START Exercise data

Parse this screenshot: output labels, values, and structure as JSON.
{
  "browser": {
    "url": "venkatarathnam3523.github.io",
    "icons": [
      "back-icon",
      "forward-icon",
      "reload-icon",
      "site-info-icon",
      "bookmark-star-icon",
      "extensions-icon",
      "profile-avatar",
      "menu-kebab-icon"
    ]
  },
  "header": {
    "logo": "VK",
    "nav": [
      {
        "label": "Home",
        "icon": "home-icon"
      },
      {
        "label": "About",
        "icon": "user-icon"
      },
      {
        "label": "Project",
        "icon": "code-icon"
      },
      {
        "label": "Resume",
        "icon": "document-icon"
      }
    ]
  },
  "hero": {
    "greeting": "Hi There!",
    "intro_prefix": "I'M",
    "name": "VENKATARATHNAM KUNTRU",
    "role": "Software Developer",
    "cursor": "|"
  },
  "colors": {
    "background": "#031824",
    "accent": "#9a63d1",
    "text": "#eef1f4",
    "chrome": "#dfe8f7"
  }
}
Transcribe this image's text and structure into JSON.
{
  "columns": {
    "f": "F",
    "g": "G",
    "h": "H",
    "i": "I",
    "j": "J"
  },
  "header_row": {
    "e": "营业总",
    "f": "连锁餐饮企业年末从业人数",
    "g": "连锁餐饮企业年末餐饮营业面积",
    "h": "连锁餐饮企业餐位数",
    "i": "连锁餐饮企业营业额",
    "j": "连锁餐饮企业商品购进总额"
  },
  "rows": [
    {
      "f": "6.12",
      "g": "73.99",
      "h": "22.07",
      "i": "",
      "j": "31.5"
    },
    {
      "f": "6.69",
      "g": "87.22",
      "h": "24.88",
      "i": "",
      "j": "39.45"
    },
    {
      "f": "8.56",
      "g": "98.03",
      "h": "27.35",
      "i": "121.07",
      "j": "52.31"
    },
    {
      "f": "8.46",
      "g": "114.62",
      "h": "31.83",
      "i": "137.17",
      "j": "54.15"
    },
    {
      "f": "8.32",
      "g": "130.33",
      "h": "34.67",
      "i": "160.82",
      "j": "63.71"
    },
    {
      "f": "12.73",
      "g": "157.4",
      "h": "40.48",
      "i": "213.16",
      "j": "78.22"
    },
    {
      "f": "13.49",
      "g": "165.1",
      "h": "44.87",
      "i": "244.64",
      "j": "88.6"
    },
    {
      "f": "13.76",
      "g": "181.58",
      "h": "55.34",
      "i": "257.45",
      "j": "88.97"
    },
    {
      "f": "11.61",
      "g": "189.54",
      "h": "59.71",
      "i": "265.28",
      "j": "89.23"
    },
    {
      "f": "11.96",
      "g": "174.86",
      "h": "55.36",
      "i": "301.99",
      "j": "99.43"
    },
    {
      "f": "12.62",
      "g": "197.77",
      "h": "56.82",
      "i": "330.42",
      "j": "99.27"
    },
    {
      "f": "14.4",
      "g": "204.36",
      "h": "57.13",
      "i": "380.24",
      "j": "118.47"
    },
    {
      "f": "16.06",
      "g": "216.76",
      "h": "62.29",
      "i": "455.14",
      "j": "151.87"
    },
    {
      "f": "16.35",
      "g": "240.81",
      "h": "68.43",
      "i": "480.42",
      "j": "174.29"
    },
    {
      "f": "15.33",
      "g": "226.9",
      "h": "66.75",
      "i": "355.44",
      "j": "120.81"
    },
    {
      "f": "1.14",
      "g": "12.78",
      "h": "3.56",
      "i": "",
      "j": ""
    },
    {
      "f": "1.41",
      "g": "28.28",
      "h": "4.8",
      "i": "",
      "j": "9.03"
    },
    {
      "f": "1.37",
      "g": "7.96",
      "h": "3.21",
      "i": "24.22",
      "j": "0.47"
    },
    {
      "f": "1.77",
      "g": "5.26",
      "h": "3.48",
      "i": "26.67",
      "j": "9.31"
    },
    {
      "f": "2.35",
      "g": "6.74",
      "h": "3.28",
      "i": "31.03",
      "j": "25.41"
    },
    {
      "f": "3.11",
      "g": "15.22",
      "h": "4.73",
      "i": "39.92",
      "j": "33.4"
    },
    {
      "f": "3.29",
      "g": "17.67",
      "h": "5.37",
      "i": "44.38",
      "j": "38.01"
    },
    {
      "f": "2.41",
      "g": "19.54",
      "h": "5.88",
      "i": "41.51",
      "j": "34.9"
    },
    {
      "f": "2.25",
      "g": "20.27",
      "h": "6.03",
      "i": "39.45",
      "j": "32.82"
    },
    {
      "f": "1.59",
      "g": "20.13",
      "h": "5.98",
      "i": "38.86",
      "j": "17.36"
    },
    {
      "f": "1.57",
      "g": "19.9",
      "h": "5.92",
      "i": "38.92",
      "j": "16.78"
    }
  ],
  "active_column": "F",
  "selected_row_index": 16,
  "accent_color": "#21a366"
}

END Exercise data

● **Task statement**:
Write out the entries in full, exactly as given.

● **Exercise output**:
Parse this screenshot: output labels, values, and structure as JSON.
{
  "browser": {
    "url": "venkatarathnam3523.github.io",
    "icons": [
      "back-icon",
      "forward-icon",
      "reload-icon",
      "site-info-icon",
      "bookmark-star-icon",
      "extensions-icon",
      "profile-avatar",
      "menu-kebab-icon"
    ]
  },
  "header": {
    "logo": "VK",
    "nav": [
      {
        "label": "Home",
        "icon": "home-icon"
      },
      {
        "label": "About",
        "icon": "user-icon"
      },
      {
        "label": "Project",
        "icon": "code-icon"
      },
      {
        "label": "Resume",
        "icon": "document-icon"
      }
    ]
  },
  "hero": {
    "greeting": "Hi There!",
    "intro_prefix": "I'M",
    "name": "VENKATARATHNAM KUNTRU",
    "role": "Software Developer",
    "cursor": "|"
  },
  "colors": {
    "background": "#031824",
    "accent": "#9a63d1",
    "text": "#eef1f4",
    "chrome": "#dfe8f7"
  }
}
Transcribe this image's text and structure into JSON.
{
  "columns": {
    "f": "F",
    "g": "G",
    "h": "H",
    "i": "I",
    "j": "J"
  },
  "header_row": {
    "e": "营业总",
    "f": "连锁餐饮企业年末从业人数",
    "g": "连锁餐饮企业年末餐饮营业面积",
    "h": "连锁餐饮企业餐位数",
    "i": "连锁餐饮企业营业额",
    "j": "连锁餐饮企业商品购进总额"
  },
  "rows": [
    {
      "f": "6.12",
      "g": "73.99",
      "h": "22.07",
      "i": "",
      "j": "31.5"
    },
    {
      "f": "6.69",
      "g": "87.22",
      "h": "24.88",
      "i": "",
      "j": "39.45"
    },
    {
      "f": "8.56",
      "g": "98.03",
      "h": "27.35",
      "i": "121.07",
      "j": "52.31"
    },
    {
      "f": "8.46",
      "g": "114.62",
      "h": "31.83",
      "i": "137.17",
      "j": "54.15"
    },
    {
      "f": "8.32",
      "g": "130.33",
      "h": "34.67",
      "i": "160.82",
      "j": "63.71"
    },
    {
      "f": "12.73",
      "g": "157.4",
      "h": "40.48",
      "i": "213.16",
      "j": "78.22"
    },
    {
      "f": "13.49",
      "g": "165.1",
      "h": "44.87",
      "i": "244.64",
      "j": "88.6"
    },
    {
      "f": "13.76",
      "g": "181.58",
      "h": "55.34",
      "i": "257.45",
      "j": "88.97"
    },
    {
      "f": "11.61",
      "g": "189.54",
      "h": "59.71",
      "i": "265.28",
      "j": "89.23"
    },
    {
      "f": "11.96",
      "g": "174.86",
      "h": "55.36",
      "i": "301.99",
      "j": "99.43"
    },
    {
      "f": "12.62",
      "g": "197.77",
      "h": "56.82",
      "i": "330.42",
      "j": "99.27"
    },
    {
      "f": "14.4",
      "g": "204.36",
      "h": "57.13",
      "i": "380.24",
      "j": "118.47"
    },
    {
      "f": "16.06",
      "g": "216.76",
      "h": "62.29",
      "i": "455.14",
      "j": "151.87"
    },
    {
      "f": "16.35",
      "g": "240.81",
      "h": "68.43",
      "i": "480.42",
      "j": "174.29"
    },
    {
      "f": "15.33",
      "g": "226.9",
      "h": "66.75",
      "i": "355.44",
      "j": "120.81"
    },
    {
      "f": "1.14",
      "g": "12.78",
      "h": "3.56",
      "i": "",
      "j": ""
    },
    {
      "f": "1.41",
      "g": "28.28",
      "h": "4.8",
      "i": "",
      "j": "9.03"
    },
    {
      "f": "1.37",
      "g": "7.96",
      "h": "3.21",
      "i": "24.22",
      "j": "0.47"
    },
    {
      "f": "1.77",
      "g": "5.26",
      "h": "3.48",
      "i": "26.67",
      "j": "9.31"
    },
    {
      "f": "2.35",
      "g": "6.74",
      "h": "3.28",
      "i": "31.03",
      "j": "25.41"
    },
    {
      "f": "3.11",
      "g": "15.22",
      "h": "4.73",
      "i": "39.92",
      "j": "33.4"
    },
    {
      "f": "3.29",
      "g": "17.67",
      "h": "5.37",
      "i": "44.38",
      "j": "38.01"
    },
    {
      "f": "2.41",
      "g": "19.54",
      "h": "5.88",
      "i": "41.51",
      "j": "34.9"
    },
    {
      "f": "2.25",
      "g": "20.27",
      "h": "6.03",
      "i": "39.45",
      "j": "32.82"
    },
    {
      "f": "1.59",
      "g": "20.13",
      "h": "5.98",
      "i": "38.86",
      "j": "17.36"
    },
    {
      "f": "1.57",
      "g": "19.9",
      "h": "5.92",
      "i": "38.92",
      "j": "16.78"
    }
  ],
  "active_column": "F",
  "selected_row_index": 16,
  "accent_color": "#21a366"
}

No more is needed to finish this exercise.